WRITTEN TASK> Write out the data below in full. Keep it exact.

※

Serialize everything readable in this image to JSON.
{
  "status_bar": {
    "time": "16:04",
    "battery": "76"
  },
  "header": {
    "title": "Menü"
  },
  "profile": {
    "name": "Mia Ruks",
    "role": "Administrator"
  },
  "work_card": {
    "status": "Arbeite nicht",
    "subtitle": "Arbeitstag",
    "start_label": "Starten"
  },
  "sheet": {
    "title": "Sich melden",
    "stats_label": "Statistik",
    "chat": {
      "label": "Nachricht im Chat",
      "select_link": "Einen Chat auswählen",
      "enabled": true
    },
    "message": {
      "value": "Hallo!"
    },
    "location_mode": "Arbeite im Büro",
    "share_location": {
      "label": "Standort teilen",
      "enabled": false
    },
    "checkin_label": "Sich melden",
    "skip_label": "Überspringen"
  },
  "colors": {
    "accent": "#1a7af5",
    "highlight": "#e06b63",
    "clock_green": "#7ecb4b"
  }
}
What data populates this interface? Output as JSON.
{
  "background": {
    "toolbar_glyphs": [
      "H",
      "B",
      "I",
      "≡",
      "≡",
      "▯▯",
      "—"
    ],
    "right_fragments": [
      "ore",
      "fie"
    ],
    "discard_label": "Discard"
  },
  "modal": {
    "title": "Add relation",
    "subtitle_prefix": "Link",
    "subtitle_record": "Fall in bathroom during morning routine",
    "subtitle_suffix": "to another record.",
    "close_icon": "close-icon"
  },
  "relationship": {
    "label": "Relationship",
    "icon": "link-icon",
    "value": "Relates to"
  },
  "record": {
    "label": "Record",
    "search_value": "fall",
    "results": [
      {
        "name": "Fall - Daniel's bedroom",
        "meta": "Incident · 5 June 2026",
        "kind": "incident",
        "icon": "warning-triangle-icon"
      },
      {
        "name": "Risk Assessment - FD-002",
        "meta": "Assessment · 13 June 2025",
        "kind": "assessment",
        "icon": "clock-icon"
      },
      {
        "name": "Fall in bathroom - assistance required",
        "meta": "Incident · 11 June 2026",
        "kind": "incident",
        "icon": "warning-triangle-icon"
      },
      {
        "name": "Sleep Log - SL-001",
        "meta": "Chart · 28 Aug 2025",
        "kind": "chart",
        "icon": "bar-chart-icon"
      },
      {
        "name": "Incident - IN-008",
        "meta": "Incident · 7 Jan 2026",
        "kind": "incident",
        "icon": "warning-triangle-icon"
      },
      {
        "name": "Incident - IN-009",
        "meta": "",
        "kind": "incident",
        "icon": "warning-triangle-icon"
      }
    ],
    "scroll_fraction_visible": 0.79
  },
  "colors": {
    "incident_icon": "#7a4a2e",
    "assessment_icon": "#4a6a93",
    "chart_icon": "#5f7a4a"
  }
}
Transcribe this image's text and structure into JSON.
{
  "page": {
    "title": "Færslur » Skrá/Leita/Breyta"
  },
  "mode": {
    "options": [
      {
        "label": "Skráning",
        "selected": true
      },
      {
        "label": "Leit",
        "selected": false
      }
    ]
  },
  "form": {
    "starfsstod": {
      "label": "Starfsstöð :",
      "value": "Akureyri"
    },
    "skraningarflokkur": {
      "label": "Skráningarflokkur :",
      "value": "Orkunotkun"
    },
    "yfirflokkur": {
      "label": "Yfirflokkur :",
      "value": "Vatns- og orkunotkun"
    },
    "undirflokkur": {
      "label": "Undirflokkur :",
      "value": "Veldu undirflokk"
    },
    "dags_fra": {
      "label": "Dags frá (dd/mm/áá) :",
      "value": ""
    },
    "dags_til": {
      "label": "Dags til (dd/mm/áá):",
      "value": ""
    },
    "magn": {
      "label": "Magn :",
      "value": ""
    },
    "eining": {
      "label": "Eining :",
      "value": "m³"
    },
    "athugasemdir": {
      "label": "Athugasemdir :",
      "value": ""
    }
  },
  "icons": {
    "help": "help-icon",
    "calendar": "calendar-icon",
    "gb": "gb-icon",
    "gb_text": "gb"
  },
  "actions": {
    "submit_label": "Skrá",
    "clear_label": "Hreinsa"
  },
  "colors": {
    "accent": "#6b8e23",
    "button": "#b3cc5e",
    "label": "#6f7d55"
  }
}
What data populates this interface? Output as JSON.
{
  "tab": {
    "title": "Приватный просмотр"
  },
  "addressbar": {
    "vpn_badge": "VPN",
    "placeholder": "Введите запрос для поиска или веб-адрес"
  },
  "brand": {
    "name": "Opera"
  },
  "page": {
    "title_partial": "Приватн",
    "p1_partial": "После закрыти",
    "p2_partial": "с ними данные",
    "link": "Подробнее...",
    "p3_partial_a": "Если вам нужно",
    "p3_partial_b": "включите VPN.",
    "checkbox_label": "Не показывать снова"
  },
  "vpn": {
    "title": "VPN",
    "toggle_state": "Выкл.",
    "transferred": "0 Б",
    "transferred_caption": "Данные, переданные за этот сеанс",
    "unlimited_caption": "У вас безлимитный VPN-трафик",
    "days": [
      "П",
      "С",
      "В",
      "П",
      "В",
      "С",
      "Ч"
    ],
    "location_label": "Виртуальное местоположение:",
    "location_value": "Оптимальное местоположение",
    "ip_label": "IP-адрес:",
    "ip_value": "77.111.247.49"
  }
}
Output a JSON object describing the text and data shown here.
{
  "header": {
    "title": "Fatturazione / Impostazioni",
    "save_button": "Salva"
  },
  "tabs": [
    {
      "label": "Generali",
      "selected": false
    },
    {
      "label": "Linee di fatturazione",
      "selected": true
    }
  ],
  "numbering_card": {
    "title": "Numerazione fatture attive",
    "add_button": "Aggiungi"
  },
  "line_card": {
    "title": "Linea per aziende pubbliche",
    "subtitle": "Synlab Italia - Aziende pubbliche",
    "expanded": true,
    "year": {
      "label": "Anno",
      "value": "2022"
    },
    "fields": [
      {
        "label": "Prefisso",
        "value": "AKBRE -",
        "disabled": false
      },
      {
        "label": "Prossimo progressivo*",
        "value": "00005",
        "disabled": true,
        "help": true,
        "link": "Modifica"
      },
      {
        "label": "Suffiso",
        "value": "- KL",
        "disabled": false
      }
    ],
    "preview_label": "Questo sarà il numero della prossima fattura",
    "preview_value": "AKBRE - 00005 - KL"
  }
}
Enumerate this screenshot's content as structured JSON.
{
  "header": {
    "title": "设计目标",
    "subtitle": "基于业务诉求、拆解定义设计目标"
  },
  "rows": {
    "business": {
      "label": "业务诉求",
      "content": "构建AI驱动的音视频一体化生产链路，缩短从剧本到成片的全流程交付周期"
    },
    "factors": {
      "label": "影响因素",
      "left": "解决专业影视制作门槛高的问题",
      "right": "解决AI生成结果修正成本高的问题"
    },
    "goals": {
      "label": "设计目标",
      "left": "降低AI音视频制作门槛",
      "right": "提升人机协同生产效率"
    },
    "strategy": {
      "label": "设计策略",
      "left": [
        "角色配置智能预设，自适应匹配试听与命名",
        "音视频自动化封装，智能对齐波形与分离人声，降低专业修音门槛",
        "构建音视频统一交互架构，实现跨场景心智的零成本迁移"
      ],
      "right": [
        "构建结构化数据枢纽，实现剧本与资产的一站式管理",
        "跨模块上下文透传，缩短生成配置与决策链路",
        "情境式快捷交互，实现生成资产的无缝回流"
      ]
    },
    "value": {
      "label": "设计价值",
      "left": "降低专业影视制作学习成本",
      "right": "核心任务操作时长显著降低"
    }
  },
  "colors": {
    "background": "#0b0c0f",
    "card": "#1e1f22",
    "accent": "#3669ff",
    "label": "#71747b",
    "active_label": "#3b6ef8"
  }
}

※

OUTPUT FOR THIS TASK>
Serialize everything readable in this image to JSON.
{
  "status_bar": {
    "time": "16:04",
    "battery": "76"
  },
  "header": {
    "title": "Menü"
  },
  "profile": {
    "name": "Mia Ruks",
    "role": "Administrator"
  },
  "work_card": {
    "status": "Arbeite nicht",
    "subtitle": "Arbeitstag",
    "start_label": "Starten"
  },
  "sheet": {
    "title": "Sich melden",
    "stats_label": "Statistik",
    "chat": {
      "label": "Nachricht im Chat",
      "select_link": "Einen Chat auswählen",
      "enabled": true
    },
    "message": {
      "value": "Hallo!"
    },
    "location_mode": "Arbeite im Büro",
    "share_location": {
      "label": "Standort teilen",
      "enabled": false
    },
    "checkin_label": "Sich melden",
    "skip_label": "Überspringen"
  },
  "colors": {
    "accent": "#1a7af5",
    "highlight": "#e06b63",
    "clock_green": "#7ecb4b"
  }
}
What data populates this interface? Output as JSON.
{
  "background": {
    "toolbar_glyphs": [
      "H",
      "B",
      "I",
      "≡",
      "≡",
      "▯▯",
      "—"
    ],
    "right_fragments": [
      "ore",
      "fie"
    ],
    "discard_label": "Discard"
  },
  "modal": {
    "title": "Add relation",
    "subtitle_prefix": "Link",
    "subtitle_record": "Fall in bathroom during morning routine",
    "subtitle_suffix": "to another record.",
    "close_icon": "close-icon"
  },
  "relationship": {
    "label": "Relationship",
    "icon": "link-icon",
    "value": "Relates to"
  },
  "record": {
    "label": "Record",
    "search_value": "fall",
    "results": [
      {
        "name": "Fall - Daniel's bedroom",
        "meta": "Incident · 5 June 2026",
        "kind": "incident",
        "icon": "warning-triangle-icon"
      },
      {
        "name": "Risk Assessment - FD-002",
        "meta": "Assessment · 13 June 2025",
        "kind": "assessment",
        "icon": "clock-icon"
      },
      {
        "name": "Fall in bathroom - assistance required",
        "meta": "Incident · 11 June 2026",
        "kind": "incident",
        "icon": "warning-triangle-icon"
      },
      {
        "name": "Sleep Log - SL-001",
        "meta": "Chart · 28 Aug 2025",
        "kind": "chart",
        "icon": "bar-chart-icon"
      },
      {
        "name": "Incident - IN-008",
        "meta": "Incident · 7 Jan 2026",
        "kind": "incident",
        "icon": "warning-triangle-icon"
      },
      {
        "name": "Incident - IN-009",
        "meta": "",
        "kind": "incident",
        "icon": "warning-triangle-icon"
      }
    ],
    "scroll_fraction_visible": 0.79
  },
  "colors": {
    "incident_icon": "#7a4a2e",
    "assessment_icon": "#4a6a93",
    "chart_icon": "#5f7a4a"
  }
}
Transcribe this image's text and structure into JSON.
{
  "page": {
    "title": "Færslur » Skrá/Leita/Breyta"
  },
  "mode": {
    "options": [
      {
        "label": "Skráning",
        "selected": true
      },
      {
        "label": "Leit",
        "selected": false
      }
    ]
  },
  "form": {
    "starfsstod": {
      "label": "Starfsstöð :",
      "value": "Akureyri"
    },
    "skraningarflokkur": {
      "label": "Skráningarflokkur :",
      "value": "Orkunotkun"
    },
    "yfirflokkur": {
      "label": "Yfirflokkur :",
      "value": "Vatns- og orkunotkun"
    },
    "undirflokkur": {
      "label": "Undirflokkur :",
      "value": "Veldu undirflokk"
    },
    "dags_fra": {
      "label": "Dags frá (dd/mm/áá) :",
      "value": ""
    },
    "dags_til": {
      "label": "Dags til (dd/mm/áá):",
      "value": ""
    },
    "magn": {
      "label": "Magn :",
      "value": ""
    },
    "eining": {
      "label": "Eining :",
      "value": "m³"
    },
    "athugasemdir": {
      "label": "Athugasemdir :",
      "value": ""
    }
  },
  "icons": {
    "help": "help-icon",
    "calendar": "calendar-icon",
    "gb": "gb-icon",
    "gb_text": "gb"
  },
  "actions": {
    "submit_label": "Skrá",
    "clear_label": "Hreinsa"
  },
  "colors": {
    "accent": "#6b8e23",
    "button": "#b3cc5e",
    "label": "#6f7d55"
  }
}
What data populates this interface? Output as JSON.
{
  "tab": {
    "title": "Приватный просмотр"
  },
  "addressbar": {
    "vpn_badge": "VPN",
    "placeholder": "Введите запрос для поиска или веб-адрес"
  },
  "brand": {
    "name": "Opera"
  },
  "page": {
    "title_partial": "Приватн",
    "p1_partial": "После закрыти",
    "p2_partial": "с ними данные",
    "link": "Подробнее...",
    "p3_partial_a": "Если вам нужно",
    "p3_partial_b": "включите VPN.",
    "checkbox_label": "Не показывать снова"
  },
  "vpn": {
    "title": "VPN",
    "toggle_state": "Выкл.",
    "transferred": "0 Б",
    "transferred_caption": "Данные, переданные за этот сеанс",
    "unlimited_caption": "У вас безлимитный VPN-трафик",
    "days": [
      "П",
      "С",
      "В",
      "П",
      "В",
      "С",
      "Ч"
    ],
    "location_label": "Виртуальное местоположение:",
    "location_value": "Оптимальное местоположение",
    "ip_label": "IP-адрес:",
    "ip_value": "77.111.247.49"
  }
}
Output a JSON object describing the text and data shown here.
{
  "header": {
    "title": "Fatturazione / Impostazioni",
    "save_button": "Salva"
  },
  "tabs": [
    {
      "label": "Generali",
      "selected": false
    },
    {
      "label": "Linee di fatturazione",
      "selected": true
    }
  ],
  "numbering_card": {
    "title": "Numerazione fatture attive",
    "add_button": "Aggiungi"
  },
  "line_card": {
    "title": "Linea per aziende pubbliche",
    "subtitle": "Synlab Italia - Aziende pubbliche",
    "expanded": true,
    "year": {
      "label": "Anno",
      "value": "2022"
    },
    "fields": [
      {
        "label": "Prefisso",
        "value": "AKBRE -",
        "disabled": false
      },
      {
        "label": "Prossimo progressivo*",
        "value": "00005",
        "disabled": true,
        "help": true,
        "link": "Modifica"
      },
      {
        "label": "Suffiso",
        "value": "- KL",
        "disabled": false
      }
    ],
    "preview_label": "Questo sarà il numero della prossima fattura",
    "preview_value": "AKBRE - 00005 - KL"
  }
}
Enumerate this screenshot's content as structured JSON.
{
  "header": {
    "title": "设计目标",
    "subtitle": "基于业务诉求、拆解定义设计目标"
  },
  "rows": {
    "business": {
      "label": "业务诉求",
      "content": "构建AI驱动的音视频一体化生产链路，缩短从剧本到成片的全流程交付周期"
    },
    "factors": {
      "label": "影响因素",
      "left": "解决专业影视制作门槛高的问题",
      "right": "解决AI生成结果修正成本高的问题"
    },
    "goals": {
      "label": "设计目标",
      "left": "降低AI音视频制作门槛",
      "right": "提升人机协同生产效率"
    },
    "strategy": {
      "label": "设计策略",
      "left": [
        "角色配置智能预设，自适应匹配试听与命名",
        "音视频自动化封装，智能对齐波形与分离人声，降低专业修音门槛",
        "构建音视频统一交互架构，实现跨场景心智的零成本迁移"
      ],
      "right": [
        "构建结构化数据枢纽，实现剧本与资产的一站式管理",
        "跨模块上下文透传，缩短生成配置与决策链路",
        "情境式快捷交互，实现生成资产的无缝回流"
      ]
    },
    "value": {
      "label": "设计价值",
      "left": "降低专业影视制作学习成本",
      "right": "核心任务操作时长显著降低"
    }
  },
  "colors": {
    "background": "#0b0c0f",
    "card": "#1e1f22",
    "accent": "#3669ff",
    "label": "#71747b",
    "active_label": "#3b6ef8"
  }
}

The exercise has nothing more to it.